** START OF Records shown **

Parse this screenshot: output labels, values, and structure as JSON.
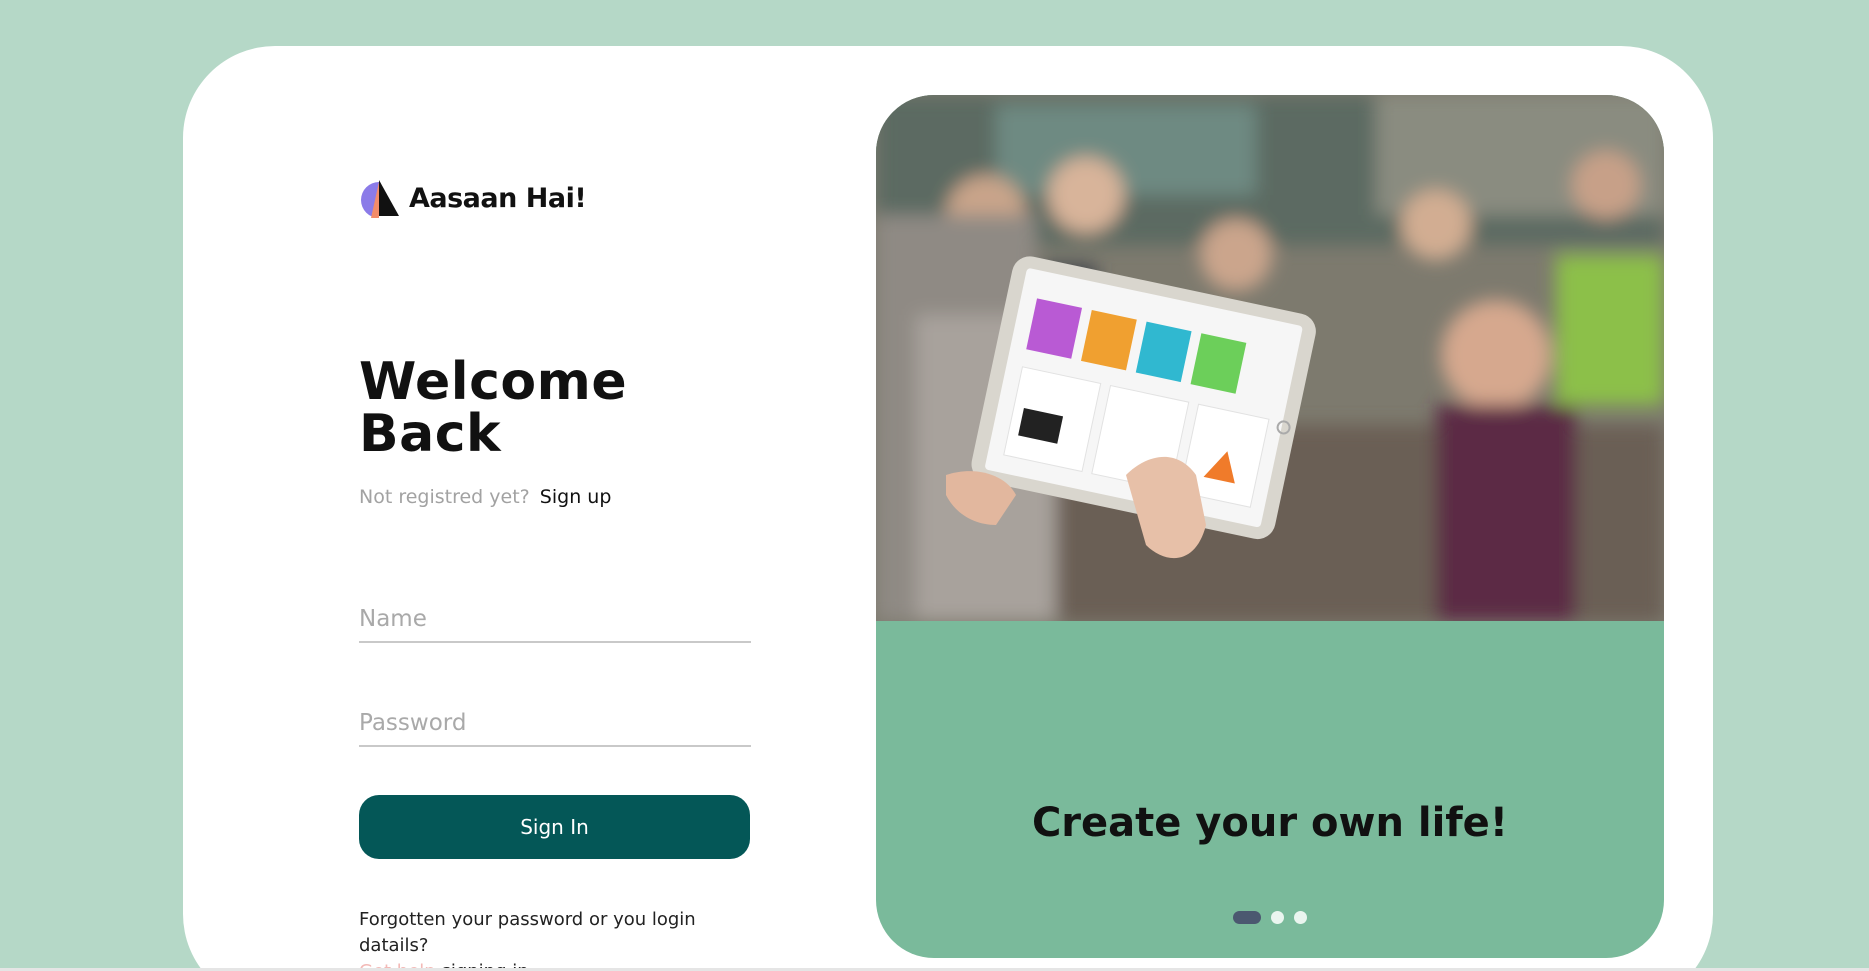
{
  "brand": {
    "name": "Aasaan Hai!",
    "logo_icon": "sail-logo-icon"
  },
  "login": {
    "heading": "Welcome Back",
    "signup_prompt": "Not registred yet?",
    "signup_link": "Sign up",
    "name_placeholder": "Name",
    "password_placeholder": "Password",
    "signin_label": "Sign In",
    "help_text": "Forgotten your password or you login datails?",
    "help_link": "Get help",
    "help_suffix": "signing in"
  },
  "promo": {
    "tagline": "Create your own life!",
    "slides": 3,
    "active_slide": 1
  },
  "colors": {
    "page_background": "#b5d8c7",
    "primary_button": "#045757",
    "promo_panel": "#7aba9b",
    "help_link": "#f3b9b6",
    "dot_active": "#4b5870"
  }
}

** END OF Records shown **

Exercise instructions: Quote the listing above in full, except for the pictures.

Written reply:
Parse this screenshot: output labels, values, and structure as JSON.
{
  "brand": {
    "name": "Aasaan Hai!",
    "logo_icon": "sail-logo-icon"
  },
  "login": {
    "heading": "Welcome Back",
    "signup_prompt": "Not registred yet?",
    "signup_link": "Sign up",
    "name_placeholder": "Name",
    "password_placeholder": "Password",
    "signin_label": "Sign In",
    "help_text": "Forgotten your password or you login datails?",
    "help_link": "Get help",
    "help_suffix": "signing in"
  },
  "promo": {
    "tagline": "Create your own life!",
    "slides": 3,
    "active_slide": 1
  },
  "colors": {
    "page_background": "#b5d8c7",
    "primary_button": "#045757",
    "promo_panel": "#7aba9b",
    "help_link": "#f3b9b6",
    "dot_active": "#4b5870"
  }
}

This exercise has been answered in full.